> [EXERCISE GOAL]: Copy out all lines that carry the word "Triệu".

> [DATA RECORDS]:
-=-=-=-=-
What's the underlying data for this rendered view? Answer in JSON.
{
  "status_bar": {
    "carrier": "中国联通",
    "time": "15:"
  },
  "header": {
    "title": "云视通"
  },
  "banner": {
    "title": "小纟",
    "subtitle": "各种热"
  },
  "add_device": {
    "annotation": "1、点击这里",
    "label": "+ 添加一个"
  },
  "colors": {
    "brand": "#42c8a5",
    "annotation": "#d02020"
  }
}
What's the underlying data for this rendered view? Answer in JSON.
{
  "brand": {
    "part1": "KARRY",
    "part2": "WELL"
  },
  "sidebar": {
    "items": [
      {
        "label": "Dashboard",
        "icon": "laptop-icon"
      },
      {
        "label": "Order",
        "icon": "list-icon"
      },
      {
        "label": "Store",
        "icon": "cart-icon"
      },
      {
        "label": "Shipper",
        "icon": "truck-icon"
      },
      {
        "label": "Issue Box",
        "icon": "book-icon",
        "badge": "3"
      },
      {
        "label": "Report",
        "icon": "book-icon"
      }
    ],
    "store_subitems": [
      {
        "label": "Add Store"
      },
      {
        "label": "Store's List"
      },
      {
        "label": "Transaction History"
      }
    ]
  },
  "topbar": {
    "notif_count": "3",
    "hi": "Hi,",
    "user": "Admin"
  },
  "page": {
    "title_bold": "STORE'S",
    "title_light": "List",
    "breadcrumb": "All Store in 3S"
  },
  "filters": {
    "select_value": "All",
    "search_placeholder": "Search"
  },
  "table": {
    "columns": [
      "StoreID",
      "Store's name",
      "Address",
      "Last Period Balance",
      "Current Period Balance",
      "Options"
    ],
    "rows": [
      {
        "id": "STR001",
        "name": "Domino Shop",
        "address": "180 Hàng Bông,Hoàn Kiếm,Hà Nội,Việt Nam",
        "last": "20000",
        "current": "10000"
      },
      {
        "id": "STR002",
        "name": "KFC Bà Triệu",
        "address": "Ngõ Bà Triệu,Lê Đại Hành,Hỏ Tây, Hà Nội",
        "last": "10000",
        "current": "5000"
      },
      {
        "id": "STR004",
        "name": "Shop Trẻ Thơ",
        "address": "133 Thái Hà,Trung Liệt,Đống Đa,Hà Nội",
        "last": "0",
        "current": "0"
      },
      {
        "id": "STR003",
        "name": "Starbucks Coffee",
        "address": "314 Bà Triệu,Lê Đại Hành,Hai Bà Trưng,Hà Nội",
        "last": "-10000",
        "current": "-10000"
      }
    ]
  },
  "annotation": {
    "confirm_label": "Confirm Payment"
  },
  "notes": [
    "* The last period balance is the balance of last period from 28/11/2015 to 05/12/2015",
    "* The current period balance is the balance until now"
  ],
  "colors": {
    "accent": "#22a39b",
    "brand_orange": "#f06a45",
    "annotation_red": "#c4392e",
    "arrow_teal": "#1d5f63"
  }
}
-=-=-=-=-
> [FINAL RESULT]:
        "name": "KFC Bà Triệu",
        "address": "Ngõ Bà Triệu,Lê Đại Hành,Hỏ Tây, Hà Nội",
        "address": "314 Bà Triệu,Lê Đại Hành,Hai Bà Trưng,Hà Nội",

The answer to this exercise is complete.